## Exercise
Write the data out again exactly, with no pictures.

Dataset entries on figures
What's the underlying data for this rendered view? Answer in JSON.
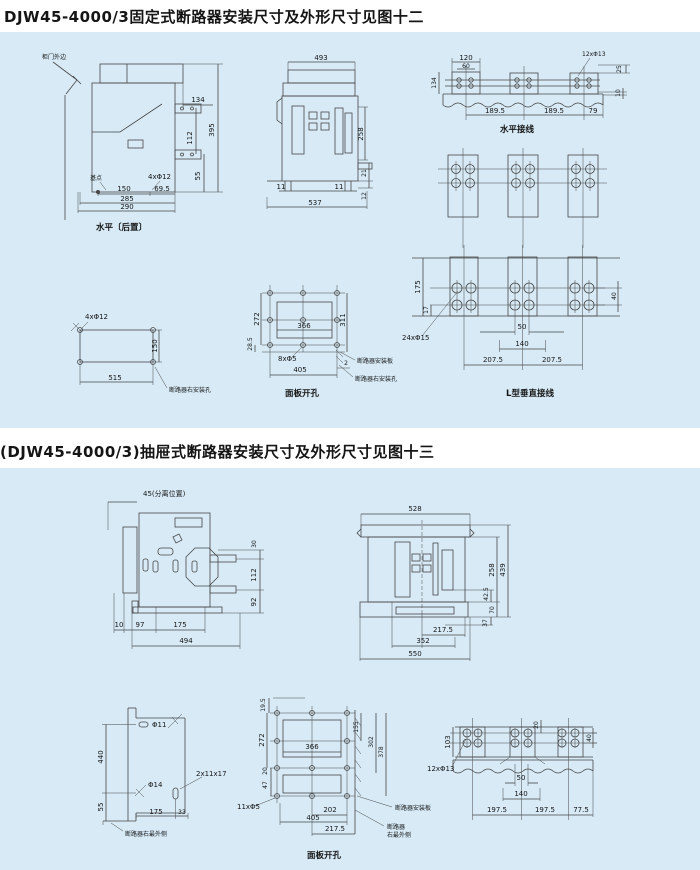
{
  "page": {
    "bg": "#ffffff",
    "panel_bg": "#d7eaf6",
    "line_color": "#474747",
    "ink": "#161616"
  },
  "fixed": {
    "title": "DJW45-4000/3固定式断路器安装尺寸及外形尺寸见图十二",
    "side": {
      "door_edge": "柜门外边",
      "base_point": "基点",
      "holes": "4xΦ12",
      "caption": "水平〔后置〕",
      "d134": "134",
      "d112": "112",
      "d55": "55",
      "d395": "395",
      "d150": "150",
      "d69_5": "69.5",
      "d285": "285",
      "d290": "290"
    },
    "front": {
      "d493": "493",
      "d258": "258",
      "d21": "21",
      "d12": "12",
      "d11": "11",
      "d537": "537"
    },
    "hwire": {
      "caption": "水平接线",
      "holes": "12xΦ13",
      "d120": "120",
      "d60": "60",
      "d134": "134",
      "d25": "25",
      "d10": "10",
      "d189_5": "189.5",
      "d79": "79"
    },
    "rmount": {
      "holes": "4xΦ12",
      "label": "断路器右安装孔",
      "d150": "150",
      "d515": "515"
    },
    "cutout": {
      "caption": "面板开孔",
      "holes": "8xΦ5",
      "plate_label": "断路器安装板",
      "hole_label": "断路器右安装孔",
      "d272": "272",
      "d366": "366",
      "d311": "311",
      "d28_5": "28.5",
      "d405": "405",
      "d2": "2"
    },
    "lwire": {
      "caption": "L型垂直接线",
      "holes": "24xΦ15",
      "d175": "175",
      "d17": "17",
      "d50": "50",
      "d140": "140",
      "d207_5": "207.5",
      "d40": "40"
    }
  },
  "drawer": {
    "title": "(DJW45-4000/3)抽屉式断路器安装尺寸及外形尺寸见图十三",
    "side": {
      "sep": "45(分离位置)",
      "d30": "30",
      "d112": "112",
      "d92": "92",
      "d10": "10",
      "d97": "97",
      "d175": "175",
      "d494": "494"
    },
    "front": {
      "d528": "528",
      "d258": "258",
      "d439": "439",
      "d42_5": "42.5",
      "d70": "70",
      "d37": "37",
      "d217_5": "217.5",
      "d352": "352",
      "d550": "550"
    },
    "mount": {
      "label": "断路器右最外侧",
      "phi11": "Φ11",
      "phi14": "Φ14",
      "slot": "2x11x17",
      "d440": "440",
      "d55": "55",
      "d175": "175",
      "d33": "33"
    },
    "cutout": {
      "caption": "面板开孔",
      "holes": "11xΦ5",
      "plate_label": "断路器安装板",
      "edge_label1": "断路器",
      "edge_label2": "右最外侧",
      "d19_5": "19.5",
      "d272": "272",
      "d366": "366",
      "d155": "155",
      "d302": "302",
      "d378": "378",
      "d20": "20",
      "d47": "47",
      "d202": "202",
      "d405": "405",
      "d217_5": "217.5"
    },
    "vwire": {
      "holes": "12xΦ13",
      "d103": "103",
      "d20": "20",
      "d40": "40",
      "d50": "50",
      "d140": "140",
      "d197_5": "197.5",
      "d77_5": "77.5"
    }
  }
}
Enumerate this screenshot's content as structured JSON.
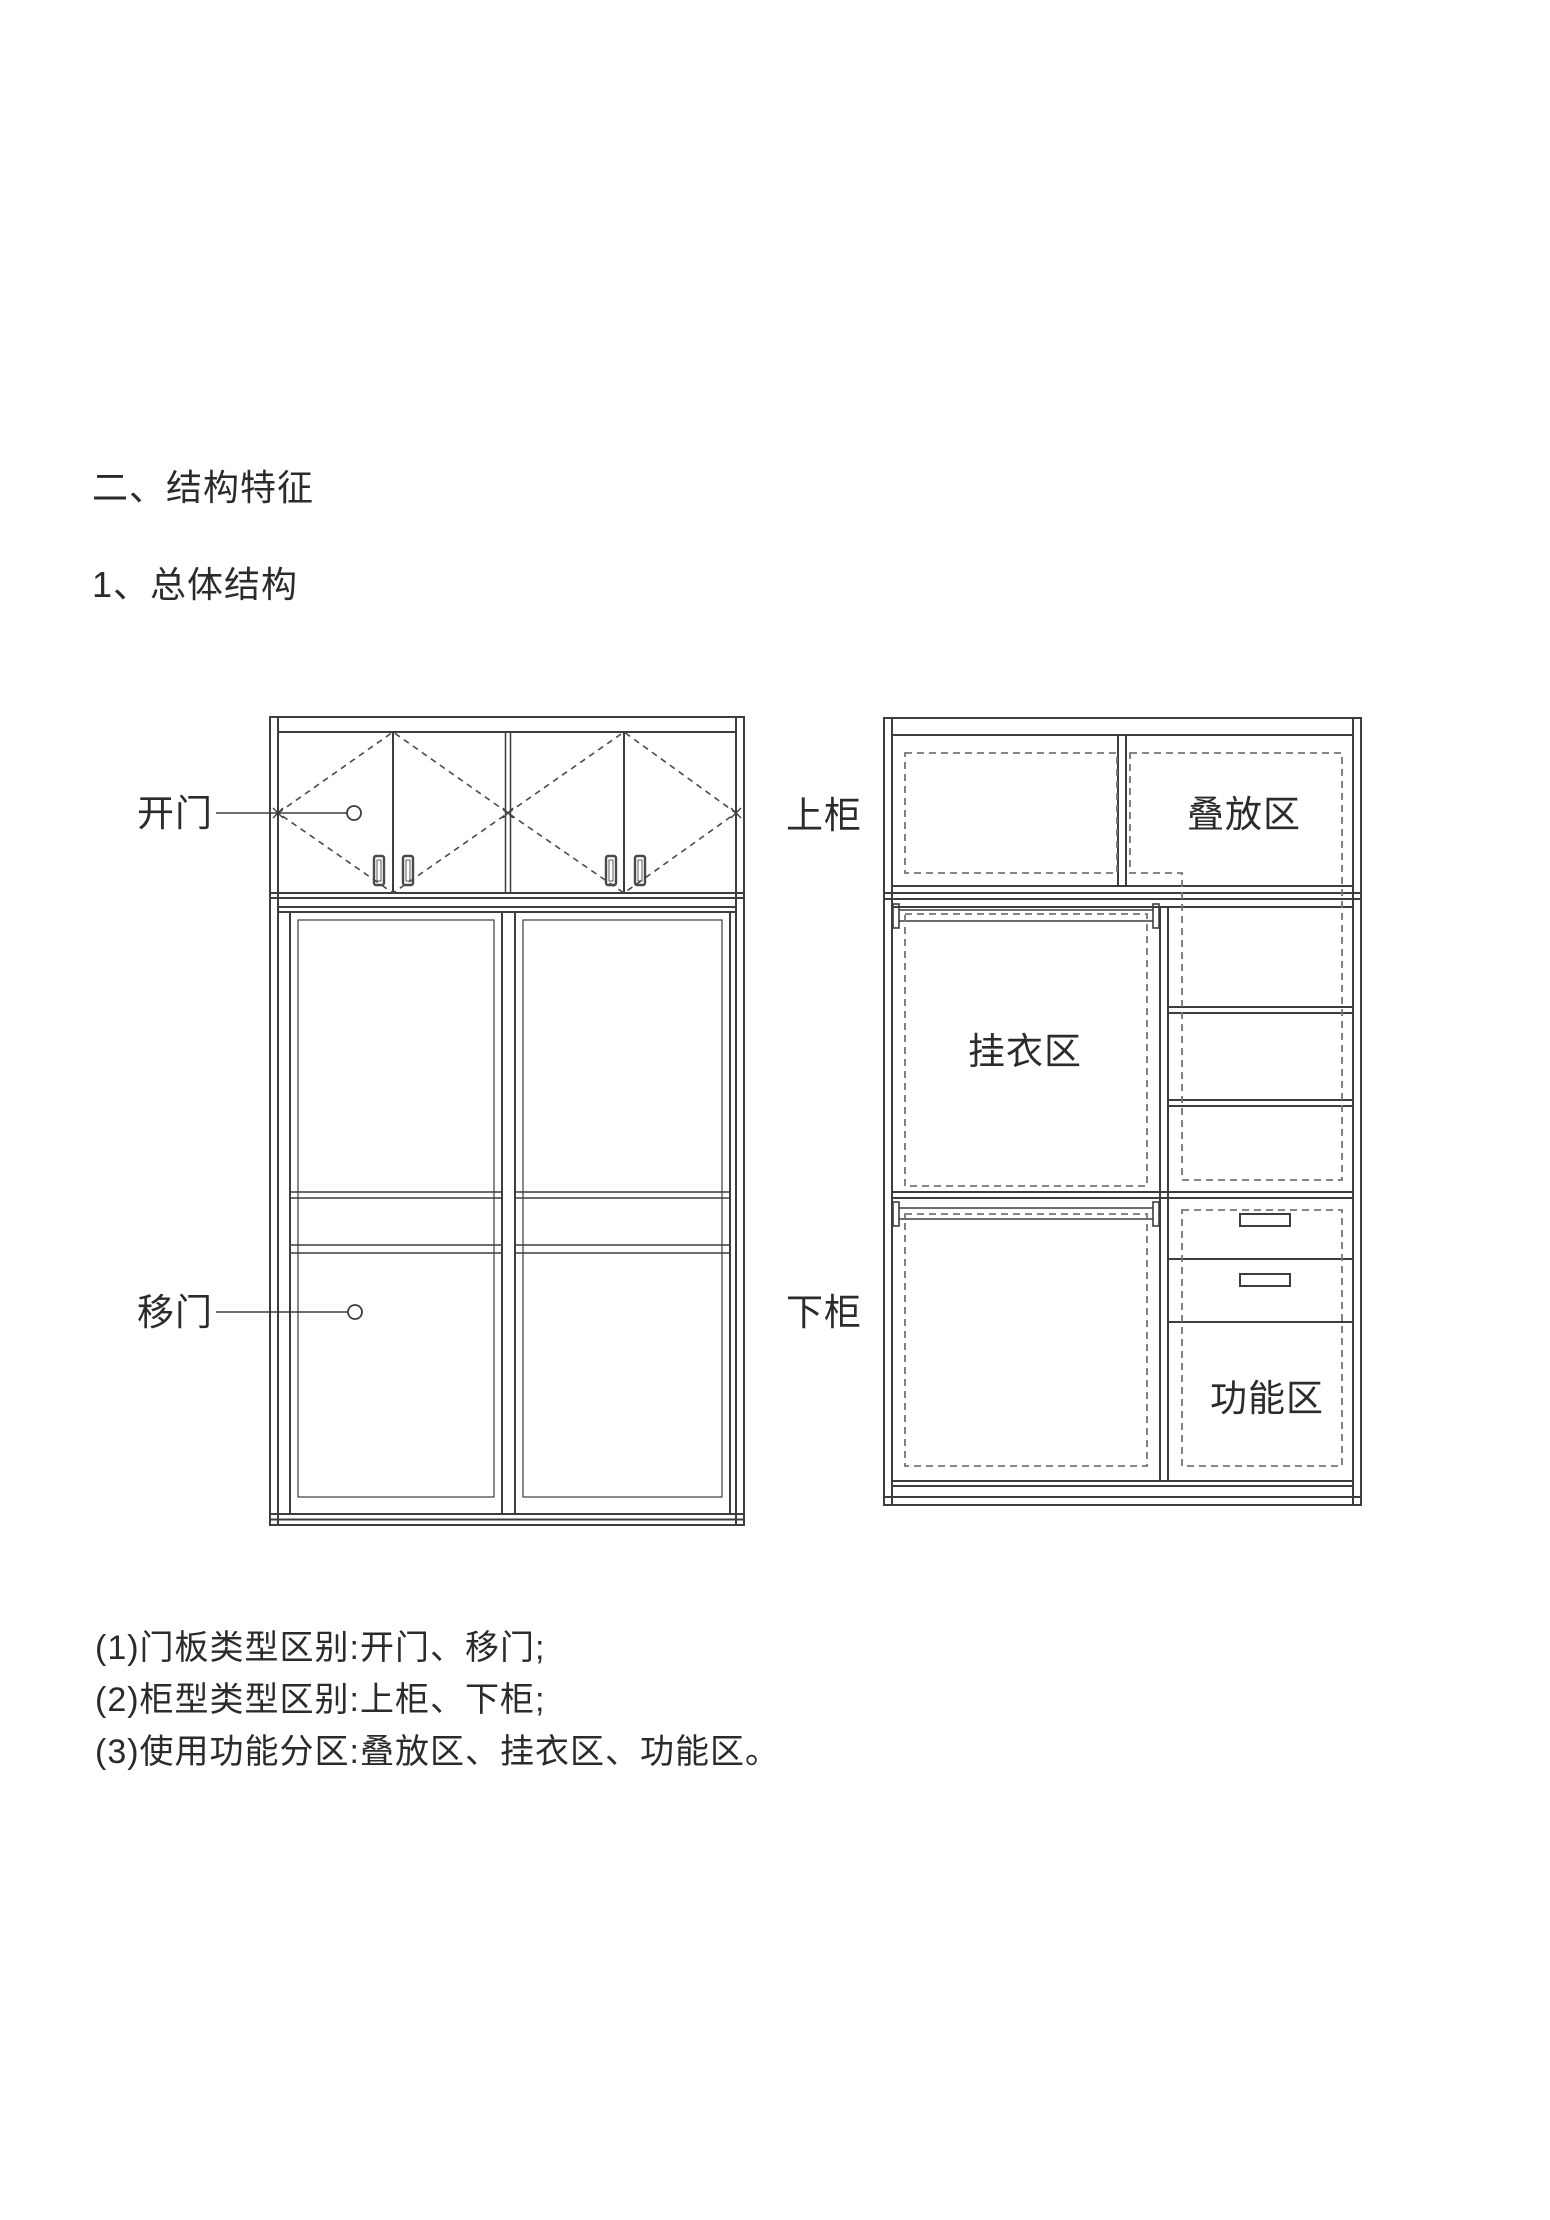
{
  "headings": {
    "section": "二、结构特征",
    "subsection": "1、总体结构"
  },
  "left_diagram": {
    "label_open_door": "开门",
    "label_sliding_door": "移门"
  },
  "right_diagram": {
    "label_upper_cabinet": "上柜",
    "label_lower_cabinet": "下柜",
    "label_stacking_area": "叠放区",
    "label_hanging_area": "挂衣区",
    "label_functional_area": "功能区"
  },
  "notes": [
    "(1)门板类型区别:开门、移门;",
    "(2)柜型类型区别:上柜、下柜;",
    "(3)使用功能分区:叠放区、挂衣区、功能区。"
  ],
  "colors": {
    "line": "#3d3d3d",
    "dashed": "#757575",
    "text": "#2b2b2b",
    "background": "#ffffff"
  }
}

## Written solution
What's the underlying data for this rendered view? Answer in JSON.
{
  "page": {
    "bg": "#ffffff",
    "panel_bg": "#d7eaf6",
    "line_color": "#474747",
    "ink": "#161616"
  },
  "fixed": {
    "title": "DJW45-4000/3固定式断路器安装尺寸及外形尺寸见图十二",
    "side": {
      "door_edge": "柜门外边",
      "base_point": "基点",
      "holes": "4xΦ12",
      "caption": "水平〔后置〕",
      "d134": "134",
      "d112": "112",
      "d55": "55",
      "d395": "395",
      "d150": "150",
      "d69_5": "69.5",
      "d285": "285",
      "d290": "290"
    },
    "front": {
      "d493": "493",
      "d258": "258",
      "d21": "21",
      "d12": "12",
      "d11": "11",
      "d537": "537"
    },
    "hwire": {
      "caption": "水平接线",
      "holes": "12xΦ13",
      "d120": "120",
      "d60": "60",
      "d134": "134",
      "d25": "25",
      "d10": "10",
      "d189_5": "189.5",
      "d79": "79"
    },
    "rmount": {
      "holes": "4xΦ12",
      "label": "断路器右安装孔",
      "d150": "150",
      "d515": "515"
    },
    "cutout": {
      "caption": "面板开孔",
      "holes": "8xΦ5",
      "plate_label": "断路器安装板",
      "hole_label": "断路器右安装孔",
      "d272": "272",
      "d366": "366",
      "d311": "311",
      "d28_5": "28.5",
      "d405": "405",
      "d2": "2"
    },
    "lwire": {
      "caption": "L型垂直接线",
      "holes": "24xΦ15",
      "d175": "175",
      "d17": "17",
      "d50": "50",
      "d140": "140",
      "d207_5": "207.5",
      "d40": "40"
    }
  },
  "drawer": {
    "title": "(DJW45-4000/3)抽屉式断路器安装尺寸及外形尺寸见图十三",
    "side": {
      "sep": "45(分离位置)",
      "d30": "30",
      "d112": "112",
      "d92": "92",
      "d10": "10",
      "d97": "97",
      "d175": "175",
      "d494": "494"
    },
    "front": {
      "d528": "528",
      "d258": "258",
      "d439": "439",
      "d42_5": "42.5",
      "d70": "70",
      "d37": "37",
      "d217_5": "217.5",
      "d352": "352",
      "d550": "550"
    },
    "mount": {
      "label": "断路器右最外侧",
      "phi11": "Φ11",
      "phi14": "Φ14",
      "slot": "2x11x17",
      "d440": "440",
      "d55": "55",
      "d175": "175",
      "d33": "33"
    },
    "cutout": {
      "caption": "面板开孔",
      "holes": "11xΦ5",
      "plate_label": "断路器安装板",
      "edge_label1": "断路器",
      "edge_label2": "右最外侧",
      "d19_5": "19.5",
      "d272": "272",
      "d366": "366",
      "d155": "155",
      "d302": "302",
      "d378": "378",
      "d20": "20",
      "d47": "47",
      "d202": "202",
      "d405": "405",
      "d217_5": "217.5"
    },
    "vwire": {
      "holes": "12xΦ13",
      "d103": "103",
      "d20": "20",
      "d40": "40",
      "d50": "50",
      "d140": "140",
      "d197_5": "197.5",
      "d77_5": "77.5"
    }
  }
}
Enumerate this screenshot's content as structured JSON.
{
  "headings": {
    "section": "二、结构特征",
    "subsection": "1、总体结构"
  },
  "left_diagram": {
    "label_open_door": "开门",
    "label_sliding_door": "移门"
  },
  "right_diagram": {
    "label_upper_cabinet": "上柜",
    "label_lower_cabinet": "下柜",
    "label_stacking_area": "叠放区",
    "label_hanging_area": "挂衣区",
    "label_functional_area": "功能区"
  },
  "notes": [
    "(1)门板类型区别:开门、移门;",
    "(2)柜型类型区别:上柜、下柜;",
    "(3)使用功能分区:叠放区、挂衣区、功能区。"
  ],
  "colors": {
    "line": "#3d3d3d",
    "dashed": "#757575",
    "text": "#2b2b2b",
    "background": "#ffffff"
  }
}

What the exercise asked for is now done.